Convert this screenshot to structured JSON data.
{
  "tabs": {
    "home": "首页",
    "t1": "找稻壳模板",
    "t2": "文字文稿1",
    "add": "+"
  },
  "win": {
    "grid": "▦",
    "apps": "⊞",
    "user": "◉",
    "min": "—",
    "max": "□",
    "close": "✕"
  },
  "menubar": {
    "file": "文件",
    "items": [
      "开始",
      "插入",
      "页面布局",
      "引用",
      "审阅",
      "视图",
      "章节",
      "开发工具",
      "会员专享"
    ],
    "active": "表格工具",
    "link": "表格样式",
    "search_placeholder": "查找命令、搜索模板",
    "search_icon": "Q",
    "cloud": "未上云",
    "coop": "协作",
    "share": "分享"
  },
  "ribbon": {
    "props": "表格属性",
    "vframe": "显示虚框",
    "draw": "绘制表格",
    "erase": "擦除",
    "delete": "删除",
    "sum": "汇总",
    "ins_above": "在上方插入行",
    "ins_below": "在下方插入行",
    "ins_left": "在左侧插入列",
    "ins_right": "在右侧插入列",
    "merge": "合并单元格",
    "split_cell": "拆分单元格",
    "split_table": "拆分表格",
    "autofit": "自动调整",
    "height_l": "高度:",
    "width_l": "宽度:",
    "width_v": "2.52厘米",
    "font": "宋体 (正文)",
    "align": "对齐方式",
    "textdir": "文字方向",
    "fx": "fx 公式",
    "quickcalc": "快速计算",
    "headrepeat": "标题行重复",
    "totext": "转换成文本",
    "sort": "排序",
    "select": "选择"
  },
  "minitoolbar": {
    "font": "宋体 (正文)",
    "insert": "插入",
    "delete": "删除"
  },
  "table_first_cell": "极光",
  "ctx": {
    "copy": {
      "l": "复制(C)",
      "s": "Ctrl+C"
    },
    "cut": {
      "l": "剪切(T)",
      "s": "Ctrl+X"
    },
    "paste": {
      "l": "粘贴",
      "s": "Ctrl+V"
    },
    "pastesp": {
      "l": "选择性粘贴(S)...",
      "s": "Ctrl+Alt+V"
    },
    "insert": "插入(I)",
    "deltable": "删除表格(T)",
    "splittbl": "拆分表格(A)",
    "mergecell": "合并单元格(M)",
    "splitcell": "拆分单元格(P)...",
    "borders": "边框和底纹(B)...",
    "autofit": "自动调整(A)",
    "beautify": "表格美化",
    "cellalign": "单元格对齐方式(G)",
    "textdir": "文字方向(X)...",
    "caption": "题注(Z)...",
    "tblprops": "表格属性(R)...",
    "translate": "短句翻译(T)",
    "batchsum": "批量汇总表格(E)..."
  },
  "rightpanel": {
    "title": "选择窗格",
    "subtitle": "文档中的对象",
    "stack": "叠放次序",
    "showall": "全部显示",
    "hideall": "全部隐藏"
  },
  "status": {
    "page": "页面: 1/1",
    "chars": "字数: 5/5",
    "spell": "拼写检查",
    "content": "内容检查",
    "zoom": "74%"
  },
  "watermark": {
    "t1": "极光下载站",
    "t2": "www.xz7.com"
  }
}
• • • • •
(Brief):
Go through the listing above and restate it word for word.

(Output for this exercise):
Convert this screenshot to structured JSON data.
{
  "tabs": {
    "home": "首页",
    "t1": "找稻壳模板",
    "t2": "文字文稿1",
    "add": "+"
  },
  "win": {
    "grid": "▦",
    "apps": "⊞",
    "user": "◉",
    "min": "—",
    "max": "□",
    "close": "✕"
  },
  "menubar": {
    "file": "文件",
    "items": [
      "开始",
      "插入",
      "页面布局",
      "引用",
      "审阅",
      "视图",
      "章节",
      "开发工具",
      "会员专享"
    ],
    "active": "表格工具",
    "link": "表格样式",
    "search_placeholder": "查找命令、搜索模板",
    "search_icon": "Q",
    "cloud": "未上云",
    "coop": "协作",
    "share": "分享"
  },
  "ribbon": {
    "props": "表格属性",
    "vframe": "显示虚框",
    "draw": "绘制表格",
    "erase": "擦除",
    "delete": "删除",
    "sum": "汇总",
    "ins_above": "在上方插入行",
    "ins_below": "在下方插入行",
    "ins_left": "在左侧插入列",
    "ins_right": "在右侧插入列",
    "merge": "合并单元格",
    "split_cell": "拆分单元格",
    "split_table": "拆分表格",
    "autofit": "自动调整",
    "height_l": "高度:",
    "width_l": "宽度:",
    "width_v": "2.52厘米",
    "font": "宋体 (正文)",
    "align": "对齐方式",
    "textdir": "文字方向",
    "fx": "fx 公式",
    "quickcalc": "快速计算",
    "headrepeat": "标题行重复",
    "totext": "转换成文本",
    "sort": "排序",
    "select": "选择"
  },
  "minitoolbar": {
    "font": "宋体 (正文)",
    "insert": "插入",
    "delete": "删除"
  },
  "table_first_cell": "极光",
  "ctx": {
    "copy": {
      "l": "复制(C)",
      "s": "Ctrl+C"
    },
    "cut": {
      "l": "剪切(T)",
      "s": "Ctrl+X"
    },
    "paste": {
      "l": "粘贴",
      "s": "Ctrl+V"
    },
    "pastesp": {
      "l": "选择性粘贴(S)...",
      "s": "Ctrl+Alt+V"
    },
    "insert": "插入(I)",
    "deltable": "删除表格(T)",
    "splittbl": "拆分表格(A)",
    "mergecell": "合并单元格(M)",
    "splitcell": "拆分单元格(P)...",
    "borders": "边框和底纹(B)...",
    "autofit": "自动调整(A)",
    "beautify": "表格美化",
    "cellalign": "单元格对齐方式(G)",
    "textdir": "文字方向(X)...",
    "caption": "题注(Z)...",
    "tblprops": "表格属性(R)...",
    "translate": "短句翻译(T)",
    "batchsum": "批量汇总表格(E)..."
  },
  "rightpanel": {
    "title": "选择窗格",
    "subtitle": "文档中的对象",
    "stack": "叠放次序",
    "showall": "全部显示",
    "hideall": "全部隐藏"
  },
  "status": {
    "page": "页面: 1/1",
    "chars": "字数: 5/5",
    "spell": "拼写检查",
    "content": "内容检查",
    "zoom": "74%"
  },
  "watermark": {
    "t1": "极光下载站",
    "t2": "www.xz7.com"
  }
}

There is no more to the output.